───── Given data

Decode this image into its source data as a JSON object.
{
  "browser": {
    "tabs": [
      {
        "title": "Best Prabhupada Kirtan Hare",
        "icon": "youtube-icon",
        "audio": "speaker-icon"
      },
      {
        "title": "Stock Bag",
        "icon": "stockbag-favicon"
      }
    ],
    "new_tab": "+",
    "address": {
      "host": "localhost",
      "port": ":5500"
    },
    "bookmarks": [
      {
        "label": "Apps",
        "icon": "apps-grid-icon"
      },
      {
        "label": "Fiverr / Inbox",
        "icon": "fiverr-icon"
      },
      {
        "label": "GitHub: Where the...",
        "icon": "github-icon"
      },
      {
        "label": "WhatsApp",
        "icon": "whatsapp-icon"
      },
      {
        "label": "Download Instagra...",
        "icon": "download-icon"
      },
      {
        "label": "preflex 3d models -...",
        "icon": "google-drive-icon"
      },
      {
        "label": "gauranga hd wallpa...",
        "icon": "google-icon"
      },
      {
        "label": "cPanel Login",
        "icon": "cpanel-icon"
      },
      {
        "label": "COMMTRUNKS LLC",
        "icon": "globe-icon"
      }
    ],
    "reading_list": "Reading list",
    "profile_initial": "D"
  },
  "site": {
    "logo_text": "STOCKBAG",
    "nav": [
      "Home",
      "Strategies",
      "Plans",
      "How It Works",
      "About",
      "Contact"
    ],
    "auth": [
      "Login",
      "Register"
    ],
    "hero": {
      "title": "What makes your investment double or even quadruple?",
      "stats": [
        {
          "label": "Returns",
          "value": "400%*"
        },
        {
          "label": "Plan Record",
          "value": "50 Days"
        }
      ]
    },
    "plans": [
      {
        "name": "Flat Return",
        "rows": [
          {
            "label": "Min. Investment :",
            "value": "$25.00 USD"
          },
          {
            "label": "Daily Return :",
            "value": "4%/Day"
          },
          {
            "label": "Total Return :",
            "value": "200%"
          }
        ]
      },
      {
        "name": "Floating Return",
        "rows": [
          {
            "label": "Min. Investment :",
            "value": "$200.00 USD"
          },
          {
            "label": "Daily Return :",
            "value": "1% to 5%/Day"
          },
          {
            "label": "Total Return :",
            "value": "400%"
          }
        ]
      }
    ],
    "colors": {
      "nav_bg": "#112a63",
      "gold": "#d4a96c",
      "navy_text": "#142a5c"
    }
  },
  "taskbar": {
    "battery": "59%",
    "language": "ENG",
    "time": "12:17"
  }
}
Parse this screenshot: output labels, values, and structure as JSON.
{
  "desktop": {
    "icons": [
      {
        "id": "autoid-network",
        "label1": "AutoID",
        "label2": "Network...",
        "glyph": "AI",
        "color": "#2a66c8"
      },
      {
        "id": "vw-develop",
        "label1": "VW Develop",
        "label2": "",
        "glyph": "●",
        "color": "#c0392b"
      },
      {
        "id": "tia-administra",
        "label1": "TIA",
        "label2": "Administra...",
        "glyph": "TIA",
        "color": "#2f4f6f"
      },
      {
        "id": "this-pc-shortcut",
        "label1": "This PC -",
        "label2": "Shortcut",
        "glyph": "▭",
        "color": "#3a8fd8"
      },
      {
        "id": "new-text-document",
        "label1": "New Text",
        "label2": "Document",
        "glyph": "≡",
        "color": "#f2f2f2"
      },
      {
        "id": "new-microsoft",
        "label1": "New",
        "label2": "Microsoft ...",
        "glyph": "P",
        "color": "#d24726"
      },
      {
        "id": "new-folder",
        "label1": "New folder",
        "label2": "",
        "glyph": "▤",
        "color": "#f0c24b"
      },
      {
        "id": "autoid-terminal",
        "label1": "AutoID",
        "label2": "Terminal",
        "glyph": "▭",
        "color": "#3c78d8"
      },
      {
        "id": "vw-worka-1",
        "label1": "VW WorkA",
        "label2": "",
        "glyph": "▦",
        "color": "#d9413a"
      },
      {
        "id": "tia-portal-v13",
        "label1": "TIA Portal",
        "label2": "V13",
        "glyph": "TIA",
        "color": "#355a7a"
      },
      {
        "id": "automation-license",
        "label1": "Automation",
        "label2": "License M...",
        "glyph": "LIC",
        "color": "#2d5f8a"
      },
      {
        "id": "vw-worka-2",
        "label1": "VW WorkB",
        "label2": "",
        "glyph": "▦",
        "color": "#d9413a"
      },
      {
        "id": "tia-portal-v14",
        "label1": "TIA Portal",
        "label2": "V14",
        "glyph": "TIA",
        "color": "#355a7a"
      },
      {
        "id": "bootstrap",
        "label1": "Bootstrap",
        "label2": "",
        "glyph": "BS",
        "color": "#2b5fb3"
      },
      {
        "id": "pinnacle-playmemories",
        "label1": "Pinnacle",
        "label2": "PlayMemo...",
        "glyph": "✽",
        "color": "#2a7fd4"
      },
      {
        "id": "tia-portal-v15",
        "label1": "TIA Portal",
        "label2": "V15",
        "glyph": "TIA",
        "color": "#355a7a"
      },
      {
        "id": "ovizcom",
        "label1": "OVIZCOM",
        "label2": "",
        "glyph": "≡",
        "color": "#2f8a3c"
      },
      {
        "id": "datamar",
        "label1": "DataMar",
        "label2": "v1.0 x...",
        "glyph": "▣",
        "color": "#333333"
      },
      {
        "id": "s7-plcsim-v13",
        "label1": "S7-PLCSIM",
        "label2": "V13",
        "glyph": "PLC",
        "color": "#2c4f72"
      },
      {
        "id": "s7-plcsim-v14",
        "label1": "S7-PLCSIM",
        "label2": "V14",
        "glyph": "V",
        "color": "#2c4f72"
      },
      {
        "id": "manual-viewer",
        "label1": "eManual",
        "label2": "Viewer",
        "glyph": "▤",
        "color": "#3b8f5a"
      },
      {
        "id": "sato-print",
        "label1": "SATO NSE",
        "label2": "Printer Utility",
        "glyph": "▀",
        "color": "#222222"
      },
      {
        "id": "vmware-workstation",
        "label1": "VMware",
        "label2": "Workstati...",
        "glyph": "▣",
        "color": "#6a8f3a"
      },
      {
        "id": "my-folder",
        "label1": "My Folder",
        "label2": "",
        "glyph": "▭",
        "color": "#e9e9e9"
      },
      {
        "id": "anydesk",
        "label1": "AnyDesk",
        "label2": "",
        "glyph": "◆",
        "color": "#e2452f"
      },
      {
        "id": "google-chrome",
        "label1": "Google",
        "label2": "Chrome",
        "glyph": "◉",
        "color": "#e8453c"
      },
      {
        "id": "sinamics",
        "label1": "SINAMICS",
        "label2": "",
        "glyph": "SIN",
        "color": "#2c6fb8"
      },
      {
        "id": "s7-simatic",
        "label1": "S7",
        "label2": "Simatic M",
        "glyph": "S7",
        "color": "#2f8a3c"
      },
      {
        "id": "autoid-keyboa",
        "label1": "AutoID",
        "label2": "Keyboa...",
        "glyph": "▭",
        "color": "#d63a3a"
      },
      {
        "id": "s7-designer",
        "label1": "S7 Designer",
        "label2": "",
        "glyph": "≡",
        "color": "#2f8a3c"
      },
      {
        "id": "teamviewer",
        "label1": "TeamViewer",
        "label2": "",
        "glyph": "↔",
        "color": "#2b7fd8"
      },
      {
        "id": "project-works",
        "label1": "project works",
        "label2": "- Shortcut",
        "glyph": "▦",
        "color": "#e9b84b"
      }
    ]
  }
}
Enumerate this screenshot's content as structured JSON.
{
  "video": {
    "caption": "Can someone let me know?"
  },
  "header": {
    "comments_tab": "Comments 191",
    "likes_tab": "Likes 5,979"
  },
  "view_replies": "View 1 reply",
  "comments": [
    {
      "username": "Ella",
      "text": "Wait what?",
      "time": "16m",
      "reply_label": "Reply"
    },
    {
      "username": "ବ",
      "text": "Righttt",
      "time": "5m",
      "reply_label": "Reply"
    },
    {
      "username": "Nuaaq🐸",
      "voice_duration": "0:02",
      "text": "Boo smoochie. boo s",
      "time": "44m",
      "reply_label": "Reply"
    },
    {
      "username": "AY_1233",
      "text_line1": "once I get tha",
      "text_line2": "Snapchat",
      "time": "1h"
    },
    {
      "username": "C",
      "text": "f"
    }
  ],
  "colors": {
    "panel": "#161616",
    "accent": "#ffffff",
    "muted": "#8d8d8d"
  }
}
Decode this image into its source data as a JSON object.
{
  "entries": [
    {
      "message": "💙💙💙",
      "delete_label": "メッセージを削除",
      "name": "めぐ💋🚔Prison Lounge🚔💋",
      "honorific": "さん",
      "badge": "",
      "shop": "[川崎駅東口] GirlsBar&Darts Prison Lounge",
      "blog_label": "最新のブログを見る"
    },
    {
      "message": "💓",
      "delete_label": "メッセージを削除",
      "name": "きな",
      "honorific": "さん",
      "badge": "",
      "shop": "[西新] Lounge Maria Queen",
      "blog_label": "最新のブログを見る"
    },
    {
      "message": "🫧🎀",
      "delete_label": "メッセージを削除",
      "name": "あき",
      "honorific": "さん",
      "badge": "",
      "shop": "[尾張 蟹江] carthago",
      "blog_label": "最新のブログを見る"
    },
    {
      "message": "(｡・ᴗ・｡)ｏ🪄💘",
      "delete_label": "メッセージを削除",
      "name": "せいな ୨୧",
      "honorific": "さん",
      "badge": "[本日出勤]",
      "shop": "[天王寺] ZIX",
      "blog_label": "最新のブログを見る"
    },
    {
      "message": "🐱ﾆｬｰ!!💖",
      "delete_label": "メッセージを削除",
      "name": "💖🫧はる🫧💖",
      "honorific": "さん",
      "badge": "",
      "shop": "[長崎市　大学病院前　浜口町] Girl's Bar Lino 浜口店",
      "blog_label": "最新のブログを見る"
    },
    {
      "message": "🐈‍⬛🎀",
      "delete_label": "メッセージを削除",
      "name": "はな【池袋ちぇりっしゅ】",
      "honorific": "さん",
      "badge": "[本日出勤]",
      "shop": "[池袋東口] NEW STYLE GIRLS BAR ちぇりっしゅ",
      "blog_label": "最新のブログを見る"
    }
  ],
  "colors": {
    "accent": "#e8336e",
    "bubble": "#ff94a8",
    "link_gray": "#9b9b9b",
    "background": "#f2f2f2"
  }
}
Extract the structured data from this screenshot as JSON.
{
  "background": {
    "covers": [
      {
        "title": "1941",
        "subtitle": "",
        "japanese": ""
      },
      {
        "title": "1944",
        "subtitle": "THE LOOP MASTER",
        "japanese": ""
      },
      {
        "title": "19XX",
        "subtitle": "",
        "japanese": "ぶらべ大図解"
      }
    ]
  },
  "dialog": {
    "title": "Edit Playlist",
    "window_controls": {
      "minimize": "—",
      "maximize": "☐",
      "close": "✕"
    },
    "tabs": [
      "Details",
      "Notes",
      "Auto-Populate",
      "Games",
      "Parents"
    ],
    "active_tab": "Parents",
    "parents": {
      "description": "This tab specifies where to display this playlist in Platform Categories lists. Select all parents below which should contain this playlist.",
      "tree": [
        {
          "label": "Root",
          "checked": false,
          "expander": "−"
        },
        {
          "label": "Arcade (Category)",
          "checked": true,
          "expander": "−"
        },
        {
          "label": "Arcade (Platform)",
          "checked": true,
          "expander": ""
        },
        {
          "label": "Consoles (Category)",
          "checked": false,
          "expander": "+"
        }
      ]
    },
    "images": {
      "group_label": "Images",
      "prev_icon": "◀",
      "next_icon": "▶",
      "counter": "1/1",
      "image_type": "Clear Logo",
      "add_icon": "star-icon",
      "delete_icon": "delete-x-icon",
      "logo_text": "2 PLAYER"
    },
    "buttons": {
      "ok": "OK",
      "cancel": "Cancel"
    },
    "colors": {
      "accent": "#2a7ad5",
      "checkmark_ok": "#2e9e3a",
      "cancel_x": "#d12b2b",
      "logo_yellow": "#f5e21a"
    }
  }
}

──────────

## Task to carry out
Scan the records above and report how many lines include the word "JSON", without any other text.

## Final result
5